— start Exercise data —
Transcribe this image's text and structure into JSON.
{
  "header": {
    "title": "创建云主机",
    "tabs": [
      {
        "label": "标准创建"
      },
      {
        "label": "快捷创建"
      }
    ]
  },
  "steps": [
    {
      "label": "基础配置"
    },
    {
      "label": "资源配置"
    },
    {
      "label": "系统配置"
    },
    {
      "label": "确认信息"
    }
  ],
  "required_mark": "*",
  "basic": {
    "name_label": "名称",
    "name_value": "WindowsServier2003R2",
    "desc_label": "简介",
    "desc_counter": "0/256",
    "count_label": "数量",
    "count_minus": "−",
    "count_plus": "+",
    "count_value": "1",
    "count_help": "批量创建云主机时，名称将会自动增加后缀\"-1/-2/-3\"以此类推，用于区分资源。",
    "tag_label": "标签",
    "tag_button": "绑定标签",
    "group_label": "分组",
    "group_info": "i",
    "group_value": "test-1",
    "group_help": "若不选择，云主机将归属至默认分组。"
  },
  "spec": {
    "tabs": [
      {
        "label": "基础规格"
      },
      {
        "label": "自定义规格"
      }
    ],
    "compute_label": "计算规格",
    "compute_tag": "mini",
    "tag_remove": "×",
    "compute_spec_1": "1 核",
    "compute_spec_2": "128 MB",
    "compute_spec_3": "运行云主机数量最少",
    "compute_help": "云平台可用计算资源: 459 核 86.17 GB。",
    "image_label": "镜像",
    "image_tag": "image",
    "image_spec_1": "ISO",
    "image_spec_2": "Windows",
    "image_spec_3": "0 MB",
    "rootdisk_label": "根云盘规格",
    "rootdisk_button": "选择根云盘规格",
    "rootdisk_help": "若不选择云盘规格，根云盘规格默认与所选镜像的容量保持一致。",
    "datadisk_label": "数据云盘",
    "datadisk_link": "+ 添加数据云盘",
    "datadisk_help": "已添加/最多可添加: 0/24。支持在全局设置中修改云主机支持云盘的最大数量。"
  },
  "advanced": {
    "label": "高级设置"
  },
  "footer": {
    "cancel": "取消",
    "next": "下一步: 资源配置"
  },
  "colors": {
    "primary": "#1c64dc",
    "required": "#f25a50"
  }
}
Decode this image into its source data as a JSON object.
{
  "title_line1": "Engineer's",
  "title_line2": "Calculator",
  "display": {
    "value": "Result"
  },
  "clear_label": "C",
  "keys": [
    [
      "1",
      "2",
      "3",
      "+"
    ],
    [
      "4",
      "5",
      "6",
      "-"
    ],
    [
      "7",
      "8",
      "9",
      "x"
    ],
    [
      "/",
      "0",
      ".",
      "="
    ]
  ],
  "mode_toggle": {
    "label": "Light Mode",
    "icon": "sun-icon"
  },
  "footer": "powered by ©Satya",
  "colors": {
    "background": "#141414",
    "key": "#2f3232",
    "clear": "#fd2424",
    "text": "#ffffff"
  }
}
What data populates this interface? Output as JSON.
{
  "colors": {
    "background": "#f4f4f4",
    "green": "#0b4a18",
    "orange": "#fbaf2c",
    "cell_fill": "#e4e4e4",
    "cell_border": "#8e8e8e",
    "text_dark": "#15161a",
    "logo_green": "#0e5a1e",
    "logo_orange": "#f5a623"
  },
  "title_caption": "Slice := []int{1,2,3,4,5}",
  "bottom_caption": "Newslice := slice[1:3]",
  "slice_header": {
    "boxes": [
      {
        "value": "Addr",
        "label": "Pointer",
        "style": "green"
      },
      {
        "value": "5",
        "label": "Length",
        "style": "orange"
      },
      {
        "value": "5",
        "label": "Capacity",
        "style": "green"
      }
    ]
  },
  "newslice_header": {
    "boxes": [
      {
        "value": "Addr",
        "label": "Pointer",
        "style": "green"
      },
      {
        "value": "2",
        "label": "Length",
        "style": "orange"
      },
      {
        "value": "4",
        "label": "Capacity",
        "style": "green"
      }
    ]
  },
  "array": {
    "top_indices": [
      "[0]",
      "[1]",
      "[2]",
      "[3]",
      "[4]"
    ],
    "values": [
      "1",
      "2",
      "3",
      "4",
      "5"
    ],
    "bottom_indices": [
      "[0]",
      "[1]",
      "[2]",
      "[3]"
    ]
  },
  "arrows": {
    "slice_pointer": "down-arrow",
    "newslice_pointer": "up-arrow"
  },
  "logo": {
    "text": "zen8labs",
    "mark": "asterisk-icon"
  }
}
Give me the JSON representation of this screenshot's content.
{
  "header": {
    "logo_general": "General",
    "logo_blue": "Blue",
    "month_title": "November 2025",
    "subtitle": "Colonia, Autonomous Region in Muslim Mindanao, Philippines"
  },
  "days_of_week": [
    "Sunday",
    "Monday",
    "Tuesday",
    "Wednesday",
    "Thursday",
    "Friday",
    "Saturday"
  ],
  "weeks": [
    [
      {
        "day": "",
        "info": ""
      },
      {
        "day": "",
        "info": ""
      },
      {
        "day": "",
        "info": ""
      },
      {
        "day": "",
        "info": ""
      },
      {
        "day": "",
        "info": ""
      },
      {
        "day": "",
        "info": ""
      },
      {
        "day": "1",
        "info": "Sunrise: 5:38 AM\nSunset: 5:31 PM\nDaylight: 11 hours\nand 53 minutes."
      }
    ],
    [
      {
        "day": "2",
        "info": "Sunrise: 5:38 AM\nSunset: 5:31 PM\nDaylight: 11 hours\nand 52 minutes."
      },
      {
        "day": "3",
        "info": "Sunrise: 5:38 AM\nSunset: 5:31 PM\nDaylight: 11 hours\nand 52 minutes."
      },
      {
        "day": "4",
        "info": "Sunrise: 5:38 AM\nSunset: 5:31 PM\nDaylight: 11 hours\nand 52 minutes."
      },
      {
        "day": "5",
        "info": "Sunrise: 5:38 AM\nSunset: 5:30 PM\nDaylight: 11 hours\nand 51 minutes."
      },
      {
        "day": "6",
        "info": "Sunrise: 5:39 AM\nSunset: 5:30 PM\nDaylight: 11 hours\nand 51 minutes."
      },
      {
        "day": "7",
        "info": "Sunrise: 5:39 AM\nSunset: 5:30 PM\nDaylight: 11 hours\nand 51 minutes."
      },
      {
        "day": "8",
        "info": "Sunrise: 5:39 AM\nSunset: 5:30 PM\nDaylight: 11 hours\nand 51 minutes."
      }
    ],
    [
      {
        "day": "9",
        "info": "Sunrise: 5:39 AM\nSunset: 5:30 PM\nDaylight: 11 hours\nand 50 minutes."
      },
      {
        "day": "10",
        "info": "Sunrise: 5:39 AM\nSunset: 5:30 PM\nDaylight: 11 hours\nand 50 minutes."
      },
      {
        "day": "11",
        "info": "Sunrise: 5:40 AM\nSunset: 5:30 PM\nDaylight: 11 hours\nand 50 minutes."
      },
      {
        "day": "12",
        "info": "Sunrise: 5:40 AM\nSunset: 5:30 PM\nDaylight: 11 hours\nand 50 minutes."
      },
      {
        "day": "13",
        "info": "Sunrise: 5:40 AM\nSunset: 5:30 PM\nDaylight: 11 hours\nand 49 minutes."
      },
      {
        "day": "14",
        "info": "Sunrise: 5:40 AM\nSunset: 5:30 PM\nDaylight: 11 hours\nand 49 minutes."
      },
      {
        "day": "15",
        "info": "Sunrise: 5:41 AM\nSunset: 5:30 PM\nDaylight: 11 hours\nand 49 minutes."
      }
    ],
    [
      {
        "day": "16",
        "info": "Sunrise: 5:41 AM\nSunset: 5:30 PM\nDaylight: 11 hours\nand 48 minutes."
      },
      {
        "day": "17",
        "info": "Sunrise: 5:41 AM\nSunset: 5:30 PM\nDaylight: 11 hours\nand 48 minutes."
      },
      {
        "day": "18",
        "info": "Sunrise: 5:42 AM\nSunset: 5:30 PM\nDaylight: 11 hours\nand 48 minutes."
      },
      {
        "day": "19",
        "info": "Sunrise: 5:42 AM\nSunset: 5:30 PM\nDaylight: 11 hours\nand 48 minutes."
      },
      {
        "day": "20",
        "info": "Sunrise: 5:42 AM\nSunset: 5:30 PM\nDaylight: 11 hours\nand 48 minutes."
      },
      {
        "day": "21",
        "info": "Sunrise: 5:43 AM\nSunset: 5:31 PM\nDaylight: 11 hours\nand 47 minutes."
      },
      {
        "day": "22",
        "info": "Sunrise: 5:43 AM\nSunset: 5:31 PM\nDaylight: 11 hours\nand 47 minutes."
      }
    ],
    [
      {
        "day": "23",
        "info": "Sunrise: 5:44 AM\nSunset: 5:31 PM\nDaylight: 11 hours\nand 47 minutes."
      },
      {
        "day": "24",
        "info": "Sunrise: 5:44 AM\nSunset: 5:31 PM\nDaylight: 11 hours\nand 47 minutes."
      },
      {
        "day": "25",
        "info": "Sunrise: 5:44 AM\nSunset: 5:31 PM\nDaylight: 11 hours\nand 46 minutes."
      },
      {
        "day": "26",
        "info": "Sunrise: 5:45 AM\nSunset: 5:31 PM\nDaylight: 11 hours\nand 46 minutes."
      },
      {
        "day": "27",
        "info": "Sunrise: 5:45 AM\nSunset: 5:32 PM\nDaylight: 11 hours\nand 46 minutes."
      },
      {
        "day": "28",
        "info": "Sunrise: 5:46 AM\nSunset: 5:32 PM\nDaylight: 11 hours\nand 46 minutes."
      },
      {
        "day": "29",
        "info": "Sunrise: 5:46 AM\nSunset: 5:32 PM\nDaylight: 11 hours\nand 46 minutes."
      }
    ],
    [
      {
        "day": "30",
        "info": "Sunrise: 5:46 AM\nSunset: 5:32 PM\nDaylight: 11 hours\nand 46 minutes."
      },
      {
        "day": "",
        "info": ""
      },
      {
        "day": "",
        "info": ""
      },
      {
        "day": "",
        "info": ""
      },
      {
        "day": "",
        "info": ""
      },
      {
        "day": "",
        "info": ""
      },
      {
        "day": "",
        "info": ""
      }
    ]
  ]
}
— end Exercise data —
§ Given problem: Write down every line of the data above that includes the string "into".

§ Exercise response:
Transcribe this image's text and structure into JSON.
Decode this image into its source data as a JSON object.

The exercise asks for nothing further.